**WRITTEN INSTRUCTION**
Search the material below for the string "which" and list each line that holds it.

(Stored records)
'''

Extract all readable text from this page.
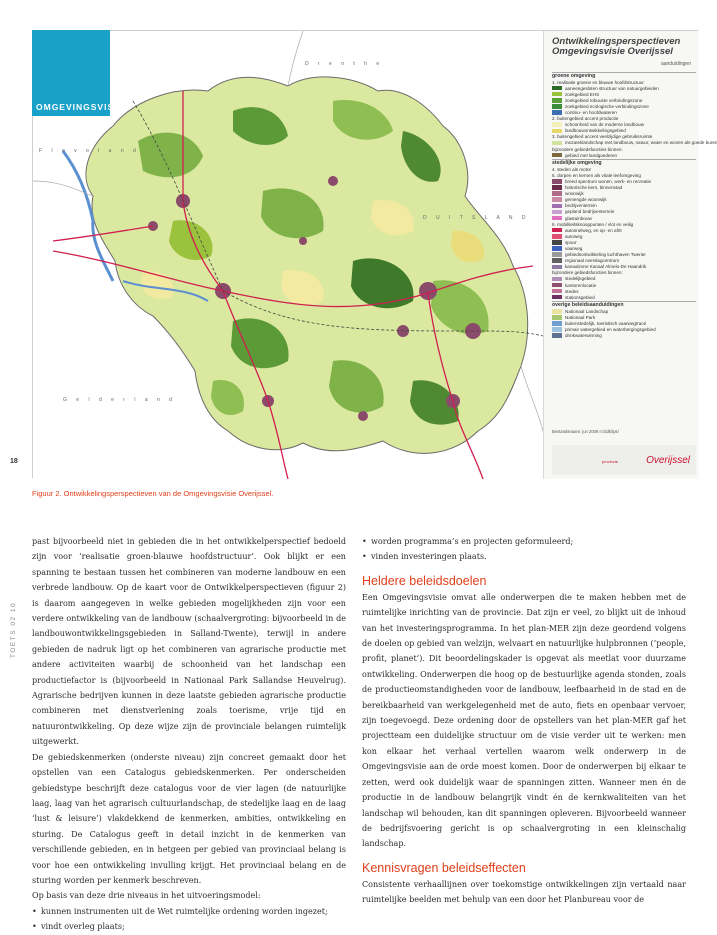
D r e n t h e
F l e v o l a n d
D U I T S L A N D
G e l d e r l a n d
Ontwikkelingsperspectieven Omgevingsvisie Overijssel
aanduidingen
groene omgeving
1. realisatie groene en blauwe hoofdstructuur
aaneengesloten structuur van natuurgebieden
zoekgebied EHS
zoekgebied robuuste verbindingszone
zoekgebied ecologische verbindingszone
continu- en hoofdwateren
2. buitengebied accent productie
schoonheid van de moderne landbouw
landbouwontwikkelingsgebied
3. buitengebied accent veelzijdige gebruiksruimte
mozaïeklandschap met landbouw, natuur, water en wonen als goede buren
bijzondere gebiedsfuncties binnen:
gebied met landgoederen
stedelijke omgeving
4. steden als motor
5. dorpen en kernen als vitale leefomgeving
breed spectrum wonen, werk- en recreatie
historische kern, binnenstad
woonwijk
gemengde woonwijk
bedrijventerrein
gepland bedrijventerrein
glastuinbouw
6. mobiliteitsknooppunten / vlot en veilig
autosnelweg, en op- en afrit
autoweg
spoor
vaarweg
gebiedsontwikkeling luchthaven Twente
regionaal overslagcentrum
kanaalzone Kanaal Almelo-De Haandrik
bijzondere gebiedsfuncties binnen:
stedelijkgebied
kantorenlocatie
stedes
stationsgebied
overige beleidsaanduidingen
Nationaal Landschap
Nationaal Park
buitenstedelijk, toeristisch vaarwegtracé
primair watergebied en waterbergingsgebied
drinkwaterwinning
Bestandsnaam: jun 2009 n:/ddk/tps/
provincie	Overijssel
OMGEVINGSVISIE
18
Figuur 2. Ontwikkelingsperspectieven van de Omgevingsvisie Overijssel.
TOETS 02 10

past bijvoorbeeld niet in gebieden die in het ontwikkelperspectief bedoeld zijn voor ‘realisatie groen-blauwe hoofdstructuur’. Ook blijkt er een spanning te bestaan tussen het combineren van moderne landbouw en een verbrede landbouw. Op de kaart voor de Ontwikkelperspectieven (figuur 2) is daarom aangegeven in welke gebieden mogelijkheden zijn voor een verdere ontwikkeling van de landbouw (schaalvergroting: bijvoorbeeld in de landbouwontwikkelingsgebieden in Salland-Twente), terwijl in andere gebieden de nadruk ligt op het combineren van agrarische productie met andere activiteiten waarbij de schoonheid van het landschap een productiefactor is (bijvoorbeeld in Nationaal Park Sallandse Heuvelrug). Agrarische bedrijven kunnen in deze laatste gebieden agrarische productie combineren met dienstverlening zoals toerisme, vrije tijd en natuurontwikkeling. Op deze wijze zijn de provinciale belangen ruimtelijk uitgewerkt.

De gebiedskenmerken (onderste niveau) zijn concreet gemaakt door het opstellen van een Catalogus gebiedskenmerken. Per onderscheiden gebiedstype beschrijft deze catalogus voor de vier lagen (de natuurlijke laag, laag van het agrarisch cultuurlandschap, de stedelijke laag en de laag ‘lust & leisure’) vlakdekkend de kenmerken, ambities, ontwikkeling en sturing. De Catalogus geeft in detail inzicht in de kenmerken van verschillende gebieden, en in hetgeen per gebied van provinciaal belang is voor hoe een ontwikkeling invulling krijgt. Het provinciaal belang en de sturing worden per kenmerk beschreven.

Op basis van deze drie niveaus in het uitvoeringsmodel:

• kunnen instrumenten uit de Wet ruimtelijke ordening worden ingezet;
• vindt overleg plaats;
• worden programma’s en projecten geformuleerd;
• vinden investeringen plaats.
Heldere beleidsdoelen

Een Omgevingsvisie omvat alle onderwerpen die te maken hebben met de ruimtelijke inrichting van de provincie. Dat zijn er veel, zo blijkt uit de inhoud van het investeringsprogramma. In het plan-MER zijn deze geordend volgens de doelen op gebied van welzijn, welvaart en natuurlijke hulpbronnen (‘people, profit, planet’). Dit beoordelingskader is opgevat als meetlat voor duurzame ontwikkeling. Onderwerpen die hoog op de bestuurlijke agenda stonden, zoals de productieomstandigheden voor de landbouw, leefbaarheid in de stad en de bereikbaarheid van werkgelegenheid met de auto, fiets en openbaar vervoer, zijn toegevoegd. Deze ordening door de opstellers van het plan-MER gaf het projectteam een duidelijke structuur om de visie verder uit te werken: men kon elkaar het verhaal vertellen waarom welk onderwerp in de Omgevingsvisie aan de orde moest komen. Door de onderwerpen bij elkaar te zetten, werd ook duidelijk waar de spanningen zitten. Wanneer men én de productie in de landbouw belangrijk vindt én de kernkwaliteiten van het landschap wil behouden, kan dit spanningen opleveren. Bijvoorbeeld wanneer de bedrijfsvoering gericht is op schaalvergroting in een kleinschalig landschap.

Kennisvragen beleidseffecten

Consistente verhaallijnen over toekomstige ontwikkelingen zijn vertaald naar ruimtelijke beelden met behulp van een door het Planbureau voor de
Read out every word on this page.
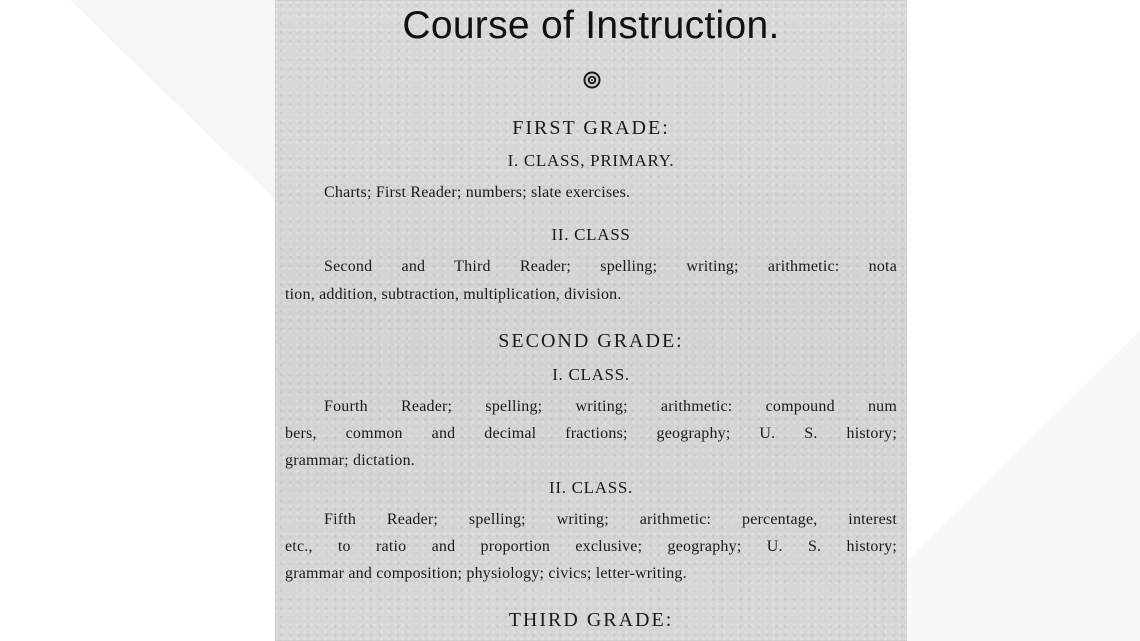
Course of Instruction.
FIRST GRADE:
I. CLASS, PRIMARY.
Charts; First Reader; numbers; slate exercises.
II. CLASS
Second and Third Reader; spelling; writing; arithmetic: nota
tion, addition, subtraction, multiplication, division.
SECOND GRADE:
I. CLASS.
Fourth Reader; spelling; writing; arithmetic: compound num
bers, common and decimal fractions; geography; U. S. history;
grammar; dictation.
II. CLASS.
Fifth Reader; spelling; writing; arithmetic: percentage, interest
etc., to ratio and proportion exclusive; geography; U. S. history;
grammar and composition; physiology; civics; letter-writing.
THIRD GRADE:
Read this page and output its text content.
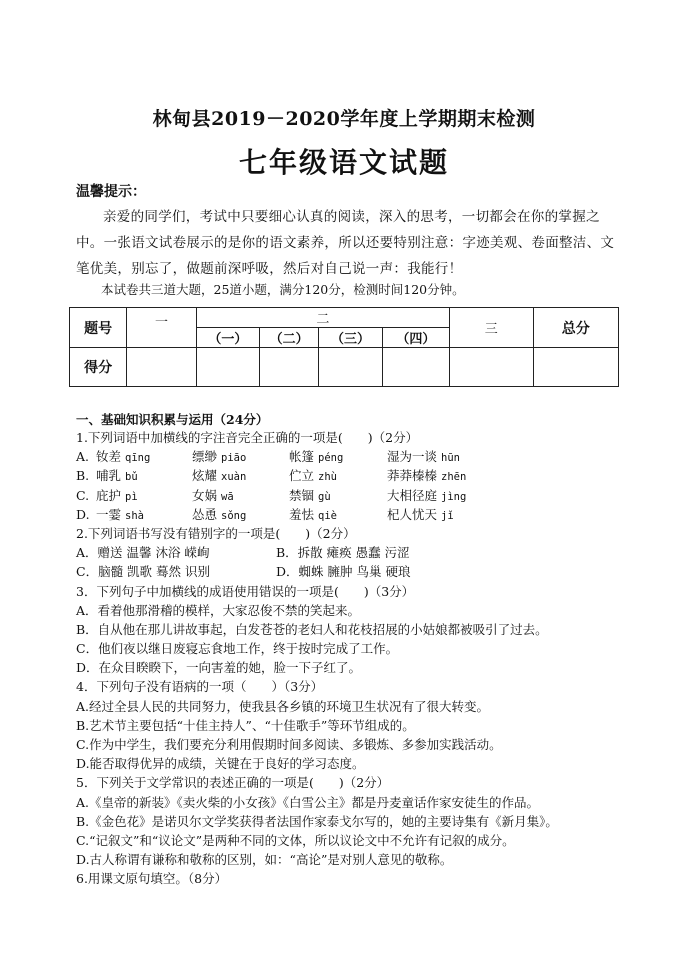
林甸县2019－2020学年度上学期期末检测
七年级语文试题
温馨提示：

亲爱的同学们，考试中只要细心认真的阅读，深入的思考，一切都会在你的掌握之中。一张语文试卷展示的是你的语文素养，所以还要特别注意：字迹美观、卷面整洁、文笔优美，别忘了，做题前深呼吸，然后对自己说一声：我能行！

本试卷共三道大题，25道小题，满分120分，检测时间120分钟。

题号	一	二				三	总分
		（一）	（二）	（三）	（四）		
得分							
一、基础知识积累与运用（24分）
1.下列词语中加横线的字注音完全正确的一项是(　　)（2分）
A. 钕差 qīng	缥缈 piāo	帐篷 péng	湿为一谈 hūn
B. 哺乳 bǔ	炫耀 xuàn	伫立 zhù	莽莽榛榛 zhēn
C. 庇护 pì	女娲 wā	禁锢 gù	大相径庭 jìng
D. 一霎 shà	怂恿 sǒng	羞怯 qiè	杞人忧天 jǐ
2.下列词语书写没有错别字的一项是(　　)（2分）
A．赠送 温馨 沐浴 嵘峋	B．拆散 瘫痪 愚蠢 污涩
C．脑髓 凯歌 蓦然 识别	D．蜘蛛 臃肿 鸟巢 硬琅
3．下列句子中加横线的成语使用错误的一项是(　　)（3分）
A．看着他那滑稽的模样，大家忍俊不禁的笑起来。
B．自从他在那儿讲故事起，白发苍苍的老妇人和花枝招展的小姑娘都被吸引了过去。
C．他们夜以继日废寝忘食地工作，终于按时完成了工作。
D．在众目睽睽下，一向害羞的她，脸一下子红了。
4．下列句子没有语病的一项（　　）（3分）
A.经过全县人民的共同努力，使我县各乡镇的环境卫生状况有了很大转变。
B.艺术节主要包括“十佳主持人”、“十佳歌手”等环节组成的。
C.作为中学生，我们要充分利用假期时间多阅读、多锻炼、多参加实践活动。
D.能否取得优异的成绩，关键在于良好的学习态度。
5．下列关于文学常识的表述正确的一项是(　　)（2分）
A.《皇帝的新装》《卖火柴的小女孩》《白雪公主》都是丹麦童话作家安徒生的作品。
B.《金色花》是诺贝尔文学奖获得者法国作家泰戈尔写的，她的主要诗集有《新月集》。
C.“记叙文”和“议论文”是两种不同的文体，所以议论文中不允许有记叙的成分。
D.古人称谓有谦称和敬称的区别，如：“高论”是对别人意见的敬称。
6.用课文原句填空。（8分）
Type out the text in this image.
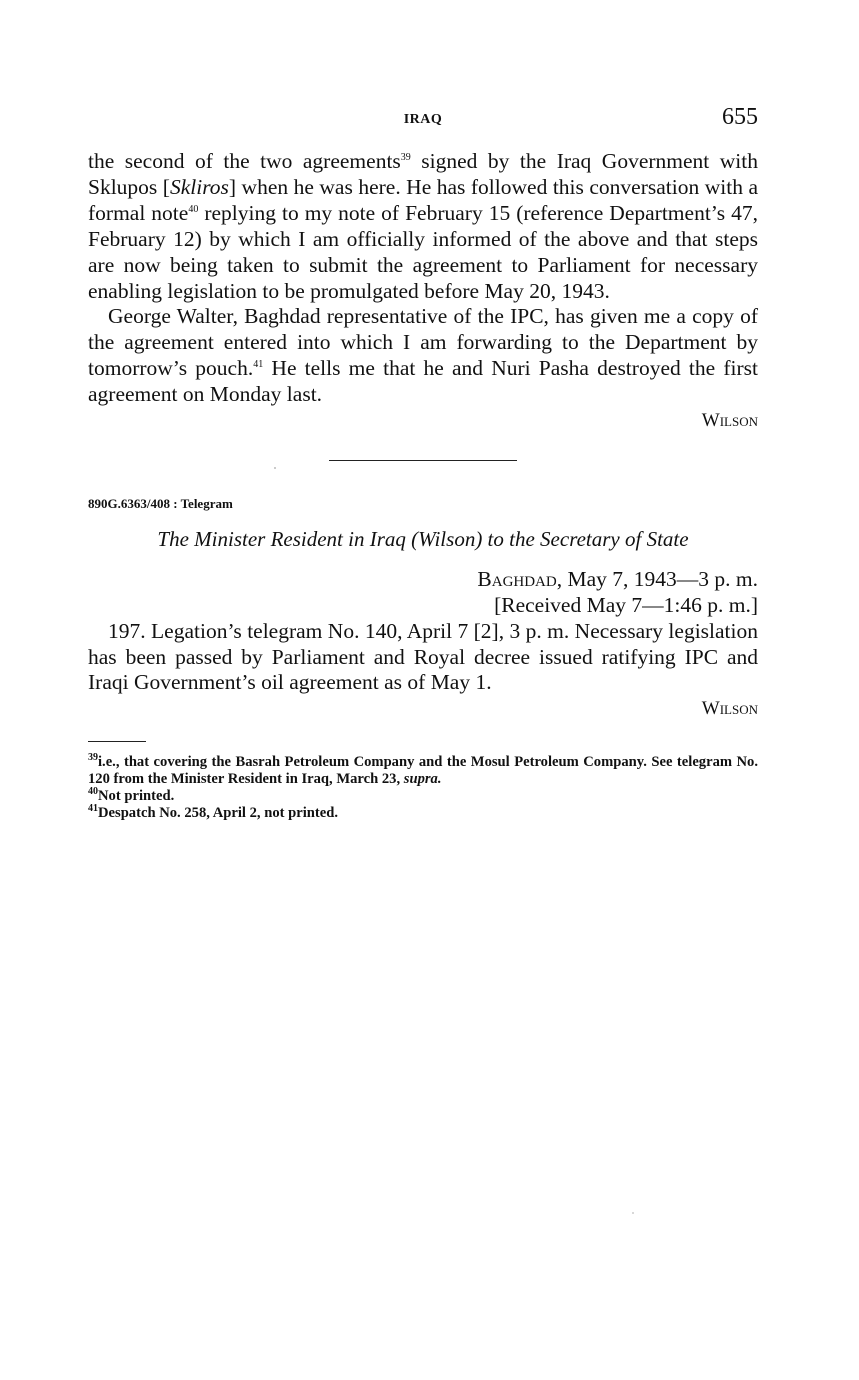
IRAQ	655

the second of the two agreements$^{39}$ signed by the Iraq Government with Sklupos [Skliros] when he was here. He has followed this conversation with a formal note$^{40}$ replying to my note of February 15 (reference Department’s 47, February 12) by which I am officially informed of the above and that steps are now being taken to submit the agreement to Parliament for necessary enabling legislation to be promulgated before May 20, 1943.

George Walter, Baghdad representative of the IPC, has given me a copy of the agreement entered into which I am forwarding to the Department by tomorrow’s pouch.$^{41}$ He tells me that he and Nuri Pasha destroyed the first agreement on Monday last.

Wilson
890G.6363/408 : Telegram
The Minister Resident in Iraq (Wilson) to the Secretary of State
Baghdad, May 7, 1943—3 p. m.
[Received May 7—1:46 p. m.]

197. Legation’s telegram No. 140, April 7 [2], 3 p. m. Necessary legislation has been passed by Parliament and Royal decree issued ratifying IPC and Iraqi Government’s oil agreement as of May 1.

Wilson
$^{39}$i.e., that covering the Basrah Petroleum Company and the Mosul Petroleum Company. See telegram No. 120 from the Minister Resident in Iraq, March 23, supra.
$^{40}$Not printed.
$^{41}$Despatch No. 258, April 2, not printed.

'''

**RIGHT ANSWER**
the second of the two agreements$^{39}$ signed by the Iraq Government with Sklupos [Skliros] when he was here. He has followed this conversation with a formal note$^{40}$ replying to my note of February 15 (reference Department’s 47, February 12) by which I am officially informed of the above and that steps are now being taken to submit the agreement to Parliament for necessary enabling legislation to be promulgated before May 20, 1943.
George Walter, Baghdad representative of the IPC, has given me a copy of the agreement entered into which I am forwarding to the Department by tomorrow’s pouch.$^{41}$ He tells me that he and Nuri Pasha destroyed the first agreement on Monday last.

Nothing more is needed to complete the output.